◆ **Some records**
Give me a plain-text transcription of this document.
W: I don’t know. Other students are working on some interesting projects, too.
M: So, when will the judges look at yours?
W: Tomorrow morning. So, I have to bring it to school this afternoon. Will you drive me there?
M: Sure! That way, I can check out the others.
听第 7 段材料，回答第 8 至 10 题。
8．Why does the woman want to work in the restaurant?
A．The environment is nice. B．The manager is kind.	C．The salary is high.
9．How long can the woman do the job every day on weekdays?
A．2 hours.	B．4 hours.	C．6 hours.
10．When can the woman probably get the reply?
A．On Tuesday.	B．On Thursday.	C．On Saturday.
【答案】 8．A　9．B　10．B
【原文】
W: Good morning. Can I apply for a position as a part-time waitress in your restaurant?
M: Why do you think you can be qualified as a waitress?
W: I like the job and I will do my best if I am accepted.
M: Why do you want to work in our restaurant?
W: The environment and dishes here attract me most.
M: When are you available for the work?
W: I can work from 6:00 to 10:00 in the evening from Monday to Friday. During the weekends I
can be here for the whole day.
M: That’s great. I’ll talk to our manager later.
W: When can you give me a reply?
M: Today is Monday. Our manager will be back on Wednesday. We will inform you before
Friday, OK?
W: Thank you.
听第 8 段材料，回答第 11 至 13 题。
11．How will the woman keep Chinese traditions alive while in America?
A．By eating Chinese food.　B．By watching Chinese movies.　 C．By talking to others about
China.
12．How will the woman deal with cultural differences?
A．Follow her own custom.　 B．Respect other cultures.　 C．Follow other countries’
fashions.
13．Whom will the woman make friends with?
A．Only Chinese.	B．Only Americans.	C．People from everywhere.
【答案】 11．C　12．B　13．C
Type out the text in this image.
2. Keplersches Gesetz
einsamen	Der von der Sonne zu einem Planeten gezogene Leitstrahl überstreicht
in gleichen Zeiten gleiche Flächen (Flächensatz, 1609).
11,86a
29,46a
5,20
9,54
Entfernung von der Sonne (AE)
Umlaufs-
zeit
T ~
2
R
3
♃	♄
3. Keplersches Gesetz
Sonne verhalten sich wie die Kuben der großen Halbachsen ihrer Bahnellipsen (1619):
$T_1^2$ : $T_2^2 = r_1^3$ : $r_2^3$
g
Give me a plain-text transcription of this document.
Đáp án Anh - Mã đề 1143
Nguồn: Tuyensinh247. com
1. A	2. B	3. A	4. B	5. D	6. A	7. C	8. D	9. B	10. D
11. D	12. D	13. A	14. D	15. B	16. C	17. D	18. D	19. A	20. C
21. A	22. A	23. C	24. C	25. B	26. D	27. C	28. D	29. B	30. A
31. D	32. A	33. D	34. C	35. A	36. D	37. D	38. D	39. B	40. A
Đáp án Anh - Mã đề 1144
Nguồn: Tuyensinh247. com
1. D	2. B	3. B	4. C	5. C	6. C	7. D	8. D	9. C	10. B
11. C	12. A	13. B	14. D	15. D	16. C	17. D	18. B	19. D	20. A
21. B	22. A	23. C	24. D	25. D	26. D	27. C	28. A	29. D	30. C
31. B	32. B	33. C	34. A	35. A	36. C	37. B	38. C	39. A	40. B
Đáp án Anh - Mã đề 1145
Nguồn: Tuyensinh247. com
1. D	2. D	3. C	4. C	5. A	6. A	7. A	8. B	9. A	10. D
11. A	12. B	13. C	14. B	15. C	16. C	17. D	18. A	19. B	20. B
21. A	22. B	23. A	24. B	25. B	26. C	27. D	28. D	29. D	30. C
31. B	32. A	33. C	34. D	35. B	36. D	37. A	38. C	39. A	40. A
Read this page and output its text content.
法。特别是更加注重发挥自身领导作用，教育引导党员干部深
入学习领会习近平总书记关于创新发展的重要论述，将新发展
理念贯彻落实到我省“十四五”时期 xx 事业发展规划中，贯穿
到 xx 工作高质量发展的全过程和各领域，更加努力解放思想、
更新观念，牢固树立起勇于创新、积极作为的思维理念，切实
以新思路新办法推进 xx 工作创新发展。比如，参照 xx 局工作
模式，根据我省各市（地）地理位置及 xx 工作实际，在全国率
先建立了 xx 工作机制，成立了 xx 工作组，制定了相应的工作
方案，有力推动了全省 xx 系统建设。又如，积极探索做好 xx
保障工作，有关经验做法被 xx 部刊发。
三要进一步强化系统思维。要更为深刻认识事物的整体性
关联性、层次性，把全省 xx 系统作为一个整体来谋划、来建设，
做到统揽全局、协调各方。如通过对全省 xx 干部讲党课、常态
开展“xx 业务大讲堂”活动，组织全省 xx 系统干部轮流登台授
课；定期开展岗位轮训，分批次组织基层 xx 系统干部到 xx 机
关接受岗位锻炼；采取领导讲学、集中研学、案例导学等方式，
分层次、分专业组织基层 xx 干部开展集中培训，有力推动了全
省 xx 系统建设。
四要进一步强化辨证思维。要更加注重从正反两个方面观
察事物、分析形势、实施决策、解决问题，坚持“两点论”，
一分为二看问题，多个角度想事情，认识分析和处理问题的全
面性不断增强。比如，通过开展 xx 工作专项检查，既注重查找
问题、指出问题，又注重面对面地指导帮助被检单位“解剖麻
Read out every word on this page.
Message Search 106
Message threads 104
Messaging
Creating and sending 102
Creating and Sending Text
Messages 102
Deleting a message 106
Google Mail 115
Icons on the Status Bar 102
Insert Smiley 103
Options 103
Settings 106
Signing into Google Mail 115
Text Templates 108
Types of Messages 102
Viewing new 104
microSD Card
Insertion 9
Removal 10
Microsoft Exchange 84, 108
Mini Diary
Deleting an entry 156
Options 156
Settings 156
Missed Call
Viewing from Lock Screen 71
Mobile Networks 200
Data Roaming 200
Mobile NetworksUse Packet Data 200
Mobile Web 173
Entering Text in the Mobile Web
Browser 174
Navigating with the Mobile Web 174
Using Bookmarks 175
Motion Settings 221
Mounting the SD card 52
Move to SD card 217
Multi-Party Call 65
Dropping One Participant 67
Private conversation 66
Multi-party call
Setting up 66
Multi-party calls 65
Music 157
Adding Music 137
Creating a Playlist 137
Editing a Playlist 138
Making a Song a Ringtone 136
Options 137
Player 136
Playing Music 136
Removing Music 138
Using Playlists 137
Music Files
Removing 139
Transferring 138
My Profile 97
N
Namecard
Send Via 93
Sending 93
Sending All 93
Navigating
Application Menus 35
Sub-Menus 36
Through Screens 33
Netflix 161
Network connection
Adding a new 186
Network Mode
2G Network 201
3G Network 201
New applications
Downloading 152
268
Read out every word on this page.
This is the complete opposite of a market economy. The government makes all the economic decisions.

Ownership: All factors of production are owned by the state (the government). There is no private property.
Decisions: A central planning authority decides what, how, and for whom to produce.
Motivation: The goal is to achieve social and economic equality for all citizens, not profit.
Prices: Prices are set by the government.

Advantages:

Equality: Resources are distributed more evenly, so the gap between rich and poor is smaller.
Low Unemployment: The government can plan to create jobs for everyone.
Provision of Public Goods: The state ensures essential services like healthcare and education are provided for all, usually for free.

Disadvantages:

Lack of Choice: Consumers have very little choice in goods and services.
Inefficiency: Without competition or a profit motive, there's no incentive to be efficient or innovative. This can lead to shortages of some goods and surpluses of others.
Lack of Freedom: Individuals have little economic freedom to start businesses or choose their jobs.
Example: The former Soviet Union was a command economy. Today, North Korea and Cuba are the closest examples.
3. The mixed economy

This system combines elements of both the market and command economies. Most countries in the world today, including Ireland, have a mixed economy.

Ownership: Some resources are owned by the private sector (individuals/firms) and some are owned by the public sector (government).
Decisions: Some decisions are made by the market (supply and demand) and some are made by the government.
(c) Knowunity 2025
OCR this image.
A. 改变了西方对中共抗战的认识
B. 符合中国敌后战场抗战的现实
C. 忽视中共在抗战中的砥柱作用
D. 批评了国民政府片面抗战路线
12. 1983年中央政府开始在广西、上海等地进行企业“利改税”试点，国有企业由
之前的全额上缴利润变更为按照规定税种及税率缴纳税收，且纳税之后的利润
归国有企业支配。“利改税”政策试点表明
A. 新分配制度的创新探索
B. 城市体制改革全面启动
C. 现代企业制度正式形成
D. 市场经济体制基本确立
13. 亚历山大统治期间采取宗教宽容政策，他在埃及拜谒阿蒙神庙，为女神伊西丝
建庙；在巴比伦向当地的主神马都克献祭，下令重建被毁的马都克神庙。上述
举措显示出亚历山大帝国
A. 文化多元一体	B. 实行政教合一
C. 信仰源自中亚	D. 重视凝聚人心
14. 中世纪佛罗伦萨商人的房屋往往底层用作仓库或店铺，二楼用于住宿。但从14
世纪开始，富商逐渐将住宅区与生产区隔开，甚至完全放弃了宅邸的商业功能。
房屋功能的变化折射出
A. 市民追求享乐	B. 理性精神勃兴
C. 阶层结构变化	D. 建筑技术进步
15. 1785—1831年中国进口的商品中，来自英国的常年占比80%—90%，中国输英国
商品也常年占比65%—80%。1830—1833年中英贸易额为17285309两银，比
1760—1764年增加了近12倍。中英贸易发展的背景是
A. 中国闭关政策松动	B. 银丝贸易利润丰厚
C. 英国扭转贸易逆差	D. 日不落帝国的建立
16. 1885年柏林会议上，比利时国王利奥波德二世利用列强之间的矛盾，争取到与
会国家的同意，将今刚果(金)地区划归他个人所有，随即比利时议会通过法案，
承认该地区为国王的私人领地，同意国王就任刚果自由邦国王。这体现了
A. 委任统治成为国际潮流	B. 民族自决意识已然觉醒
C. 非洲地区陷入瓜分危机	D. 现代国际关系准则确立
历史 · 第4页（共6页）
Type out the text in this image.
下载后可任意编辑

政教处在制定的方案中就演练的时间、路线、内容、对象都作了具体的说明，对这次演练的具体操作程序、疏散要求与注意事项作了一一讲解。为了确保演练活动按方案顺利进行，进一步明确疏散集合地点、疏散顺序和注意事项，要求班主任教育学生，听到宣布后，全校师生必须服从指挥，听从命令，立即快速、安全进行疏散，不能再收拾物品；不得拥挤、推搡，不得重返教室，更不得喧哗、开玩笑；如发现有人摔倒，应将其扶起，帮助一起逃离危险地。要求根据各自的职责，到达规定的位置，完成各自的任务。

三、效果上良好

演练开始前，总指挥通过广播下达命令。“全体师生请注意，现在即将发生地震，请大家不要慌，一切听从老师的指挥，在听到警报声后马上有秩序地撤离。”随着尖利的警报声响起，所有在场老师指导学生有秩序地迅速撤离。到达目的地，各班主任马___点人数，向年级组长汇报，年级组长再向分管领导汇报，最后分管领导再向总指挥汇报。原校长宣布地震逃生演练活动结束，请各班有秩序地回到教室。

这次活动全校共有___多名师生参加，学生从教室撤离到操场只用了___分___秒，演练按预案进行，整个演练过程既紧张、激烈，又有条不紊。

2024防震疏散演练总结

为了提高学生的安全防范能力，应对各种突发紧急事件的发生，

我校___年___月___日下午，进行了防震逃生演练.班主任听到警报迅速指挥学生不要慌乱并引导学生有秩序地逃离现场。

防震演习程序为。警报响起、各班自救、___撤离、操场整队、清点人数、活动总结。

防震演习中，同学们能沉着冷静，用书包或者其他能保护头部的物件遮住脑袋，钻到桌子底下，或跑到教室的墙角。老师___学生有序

◆ **OBJECTIVE**
Return all lines with the word "market" in them.

◆ **SOLUTION TO THE EXERCISE**
This is the complete opposite of a market economy. The government makes all the economic decisions.
This system combines elements of both the market and command economies. Most countries in the world today, including Ireland, have a mixed economy.
Decisions: Some decisions are made by the market (supply and demand) and some are made by the government.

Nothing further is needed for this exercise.